Work instructions:
Leave out the pictures and transcribe the rest of the records exactly.

Materials provided:
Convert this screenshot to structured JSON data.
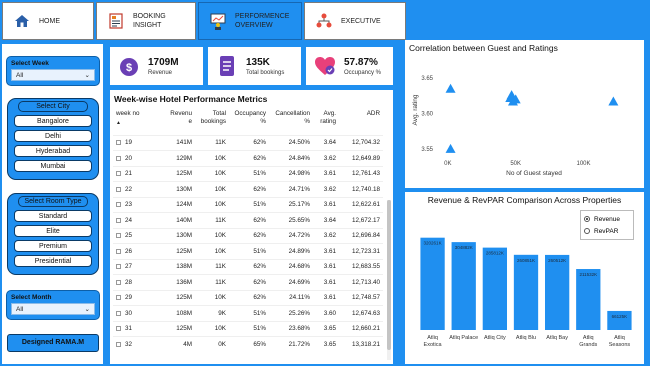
{
  "nav": {
    "home": "HOME",
    "booking_line1": "BOOKING",
    "booking_line2": "INSIGHT",
    "perf_line1": "PERFORMENCE",
    "perf_line2": "OVERVIEW",
    "executive": "EXECUTIVE"
  },
  "filters": {
    "select_week_title": "Select Week",
    "select_week_value": "All",
    "select_city_title": "Select City",
    "cities": [
      "Bangalore",
      "Delhi",
      "Hyderabad",
      "Mumbai"
    ],
    "select_room_title": "Select Room Type",
    "rooms": [
      "Standard",
      "Elite",
      "Premium",
      "Presidential"
    ],
    "select_month_title": "Select Month",
    "select_month_value": "All",
    "designed_by": "Designed RAMA.M"
  },
  "kpis": {
    "revenue_value": "1709M",
    "revenue_label": "Revenue",
    "bookings_value": "135K",
    "bookings_label": "Total bookings",
    "occupancy_value": "57.87%",
    "occupancy_label": "Occupancy %"
  },
  "table": {
    "title": "Week-wise Hotel Performance Metrics",
    "headers": {
      "week": "week no",
      "revenue1": "Revenu",
      "revenue2": "e",
      "bookings1": "Total",
      "bookings2": "bookings",
      "occ1": "Occupancy",
      "occ2": "%",
      "canc1": "Cancellation",
      "canc2": "%",
      "rating1": "Avg.",
      "rating2": "rating",
      "adr": "ADR"
    },
    "rows": [
      {
        "week": "19",
        "revenue": "141M",
        "bookings": "11K",
        "occupancy": "62%",
        "cancellation": "24.50%",
        "rating": "3.64",
        "adr": "12,704.32"
      },
      {
        "week": "20",
        "revenue": "129M",
        "bookings": "10K",
        "occupancy": "62%",
        "cancellation": "24.84%",
        "rating": "3.62",
        "adr": "12,649.89"
      },
      {
        "week": "21",
        "revenue": "125M",
        "bookings": "10K",
        "occupancy": "51%",
        "cancellation": "24.98%",
        "rating": "3.61",
        "adr": "12,761.43"
      },
      {
        "week": "22",
        "revenue": "130M",
        "bookings": "10K",
        "occupancy": "62%",
        "cancellation": "24.71%",
        "rating": "3.62",
        "adr": "12,740.18"
      },
      {
        "week": "23",
        "revenue": "124M",
        "bookings": "10K",
        "occupancy": "51%",
        "cancellation": "25.17%",
        "rating": "3.61",
        "adr": "12,622.61"
      },
      {
        "week": "24",
        "revenue": "140M",
        "bookings": "11K",
        "occupancy": "62%",
        "cancellation": "25.65%",
        "rating": "3.64",
        "adr": "12,672.17"
      },
      {
        "week": "25",
        "revenue": "130M",
        "bookings": "10K",
        "occupancy": "62%",
        "cancellation": "24.72%",
        "rating": "3.62",
        "adr": "12,696.84"
      },
      {
        "week": "26",
        "revenue": "125M",
        "bookings": "10K",
        "occupancy": "51%",
        "cancellation": "24.89%",
        "rating": "3.61",
        "adr": "12,723.31"
      },
      {
        "week": "27",
        "revenue": "138M",
        "bookings": "11K",
        "occupancy": "62%",
        "cancellation": "24.68%",
        "rating": "3.61",
        "adr": "12,683.55"
      },
      {
        "week": "28",
        "revenue": "136M",
        "bookings": "11K",
        "occupancy": "62%",
        "cancellation": "24.69%",
        "rating": "3.61",
        "adr": "12,713.40"
      },
      {
        "week": "29",
        "revenue": "125M",
        "bookings": "10K",
        "occupancy": "62%",
        "cancellation": "24.11%",
        "rating": "3.61",
        "adr": "12,748.57"
      },
      {
        "week": "30",
        "revenue": "108M",
        "bookings": "9K",
        "occupancy": "51%",
        "cancellation": "25.26%",
        "rating": "3.60",
        "adr": "12,674.63"
      },
      {
        "week": "31",
        "revenue": "125M",
        "bookings": "10K",
        "occupancy": "51%",
        "cancellation": "23.68%",
        "rating": "3.65",
        "adr": "12,660.21"
      },
      {
        "week": "32",
        "revenue": "4M",
        "bookings": "0K",
        "occupancy": "65%",
        "cancellation": "21.72%",
        "rating": "3.65",
        "adr": "13,318.21"
      }
    ]
  },
  "scatter": {
    "title": "Correlation between Guest and Ratings",
    "chart_data": {
      "type": "scatter",
      "xlabel": "No of Guest stayed",
      "ylabel": "Avg. rating",
      "x_ticks": [
        0,
        50000,
        100000
      ],
      "x_tick_labels": [
        "0K",
        "50K",
        "100K"
      ],
      "y_ticks": [
        3.55,
        3.6,
        3.65
      ],
      "y_tick_labels": [
        "3.55",
        "3.60",
        "3.65"
      ],
      "xlim": [
        -8000,
        135000
      ],
      "ylim": [
        3.54,
        3.67
      ],
      "x": [
        2000,
        2000,
        46000,
        47000,
        48000,
        50000,
        122000
      ],
      "y": [
        3.55,
        3.635,
        3.622,
        3.626,
        3.617,
        3.62,
        3.617
      ],
      "color": "#1f8ff0"
    }
  },
  "bars": {
    "title": "Revenue & RevPAR Comparison Across Properties",
    "legend": [
      "Revenue",
      "RevPAR"
    ],
    "chart_data": {
      "type": "bar",
      "categories": [
        "Atliq Exotica",
        "Atliq Palace",
        "Atliq City",
        "Atliq Blu",
        "Atliq Bay",
        "Atliq Grands",
        "Atliq Seasons"
      ],
      "category_lines": [
        [
          "Atliq",
          "Exotica"
        ],
        [
          "Atliq Palace"
        ],
        [
          "Atliq City"
        ],
        [
          "Atliq Blu"
        ],
        [
          "Atliq Bay"
        ],
        [
          "Atliq",
          "Grands"
        ],
        [
          "Atliq",
          "Seasons"
        ]
      ],
      "values": [
        320.26,
        304.88,
        285.81,
        260.85,
        260.51,
        211.53,
        66.13
      ],
      "value_labels": [
        "320261K",
        "304882K",
        "285812K",
        "260851K",
        "260512K",
        "211532K",
        "66125K"
      ],
      "series": [
        {
          "name": "Revenue"
        }
      ],
      "ylim": [
        0,
        340
      ],
      "color": "#1f8ff0"
    }
  }
}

Written response:
Convert this screenshot to structured JSON data.
{
  "nav": {
    "home": "HOME",
    "booking_line1": "BOOKING",
    "booking_line2": "INSIGHT",
    "perf_line1": "PERFORMENCE",
    "perf_line2": "OVERVIEW",
    "executive": "EXECUTIVE"
  },
  "filters": {
    "select_week_title": "Select Week",
    "select_week_value": "All",
    "select_city_title": "Select City",
    "cities": [
      "Bangalore",
      "Delhi",
      "Hyderabad",
      "Mumbai"
    ],
    "select_room_title": "Select Room Type",
    "rooms": [
      "Standard",
      "Elite",
      "Premium",
      "Presidential"
    ],
    "select_month_title": "Select Month",
    "select_month_value": "All",
    "designed_by": "Designed RAMA.M"
  },
  "kpis": {
    "revenue_value": "1709M",
    "revenue_label": "Revenue",
    "bookings_value": "135K",
    "bookings_label": "Total bookings",
    "occupancy_value": "57.87%",
    "occupancy_label": "Occupancy %"
  },
  "table": {
    "title": "Week-wise Hotel Performance Metrics",
    "headers": {
      "week": "week no",
      "revenue1": "Revenu",
      "revenue2": "e",
      "bookings1": "Total",
      "bookings2": "bookings",
      "occ1": "Occupancy",
      "occ2": "%",
      "canc1": "Cancellation",
      "canc2": "%",
      "rating1": "Avg.",
      "rating2": "rating",
      "adr": "ADR"
    },
    "rows": [
      {
        "week": "19",
        "revenue": "141M",
        "bookings": "11K",
        "occupancy": "62%",
        "cancellation": "24.50%",
        "rating": "3.64",
        "adr": "12,704.32"
      },
      {
        "week": "20",
        "revenue": "129M",
        "bookings": "10K",
        "occupancy": "62%",
        "cancellation": "24.84%",
        "rating": "3.62",
        "adr": "12,649.89"
      },
      {
        "week": "21",
        "revenue": "125M",
        "bookings": "10K",
        "occupancy": "51%",
        "cancellation": "24.98%",
        "rating": "3.61",
        "adr": "12,761.43"
      },
      {
        "week": "22",
        "revenue": "130M",
        "bookings": "10K",
        "occupancy": "62%",
        "cancellation": "24.71%",
        "rating": "3.62",
        "adr": "12,740.18"
      },
      {
        "week": "23",
        "revenue": "124M",
        "bookings": "10K",
        "occupancy": "51%",
        "cancellation": "25.17%",
        "rating": "3.61",
        "adr": "12,622.61"
      },
      {
        "week": "24",
        "revenue": "140M",
        "bookings": "11K",
        "occupancy": "62%",
        "cancellation": "25.65%",
        "rating": "3.64",
        "adr": "12,672.17"
      },
      {
        "week": "25",
        "revenue": "130M",
        "bookings": "10K",
        "occupancy": "62%",
        "cancellation": "24.72%",
        "rating": "3.62",
        "adr": "12,696.84"
      },
      {
        "week": "26",
        "revenue": "125M",
        "bookings": "10K",
        "occupancy": "51%",
        "cancellation": "24.89%",
        "rating": "3.61",
        "adr": "12,723.31"
      },
      {
        "week": "27",
        "revenue": "138M",
        "bookings": "11K",
        "occupancy": "62%",
        "cancellation": "24.68%",
        "rating": "3.61",
        "adr": "12,683.55"
      },
      {
        "week": "28",
        "revenue": "136M",
        "bookings": "11K",
        "occupancy": "62%",
        "cancellation": "24.69%",
        "rating": "3.61",
        "adr": "12,713.40"
      },
      {
        "week": "29",
        "revenue": "125M",
        "bookings": "10K",
        "occupancy": "62%",
        "cancellation": "24.11%",
        "rating": "3.61",
        "adr": "12,748.57"
      },
      {
        "week": "30",
        "revenue": "108M",
        "bookings": "9K",
        "occupancy": "51%",
        "cancellation": "25.26%",
        "rating": "3.60",
        "adr": "12,674.63"
      },
      {
        "week": "31",
        "revenue": "125M",
        "bookings": "10K",
        "occupancy": "51%",
        "cancellation": "23.68%",
        "rating": "3.65",
        "adr": "12,660.21"
      },
      {
        "week": "32",
        "revenue": "4M",
        "bookings": "0K",
        "occupancy": "65%",
        "cancellation": "21.72%",
        "rating": "3.65",
        "adr": "13,318.21"
      }
    ]
  },
  "scatter": {
    "title": "Correlation between Guest and Ratings",
    "chart_data": {
      "type": "scatter",
      "xlabel": "No of Guest stayed",
      "ylabel": "Avg. rating",
      "x_ticks": [
        0,
        50000,
        100000
      ],
      "x_tick_labels": [
        "0K",
        "50K",
        "100K"
      ],
      "y_ticks": [
        3.55,
        3.6,
        3.65
      ],
      "y_tick_labels": [
        "3.55",
        "3.60",
        "3.65"
      ],
      "xlim": [
        -8000,
        135000
      ],
      "ylim": [
        3.54,
        3.67
      ],
      "x": [
        2000,
        2000,
        46000,
        47000,
        48000,
        50000,
        122000
      ],
      "y": [
        3.55,
        3.635,
        3.622,
        3.626,
        3.617,
        3.62,
        3.617
      ],
      "color": "#1f8ff0"
    }
  },
  "bars": {
    "title": "Revenue & RevPAR Comparison Across Properties",
    "legend": [
      "Revenue",
      "RevPAR"
    ],
    "chart_data": {
      "type": "bar",
      "categories": [
        "Atliq Exotica",
        "Atliq Palace",
        "Atliq City",
        "Atliq Blu",
        "Atliq Bay",
        "Atliq Grands",
        "Atliq Seasons"
      ],
      "category_lines": [
        [
          "Atliq",
          "Exotica"
        ],
        [
          "Atliq Palace"
        ],
        [
          "Atliq City"
        ],
        [
          "Atliq Blu"
        ],
        [
          "Atliq Bay"
        ],
        [
          "Atliq",
          "Grands"
        ],
        [
          "Atliq",
          "Seasons"
        ]
      ],
      "values": [
        320.26,
        304.88,
        285.81,
        260.85,
        260.51,
        211.53,
        66.13
      ],
      "value_labels": [
        "320261K",
        "304882K",
        "285812K",
        "260851K",
        "260512K",
        "211532K",
        "66125K"
      ],
      "series": [
        {
          "name": "Revenue"
        }
      ],
      "ylim": [
        0,
        340
      ],
      "color": "#1f8ff0"
    }
  }
}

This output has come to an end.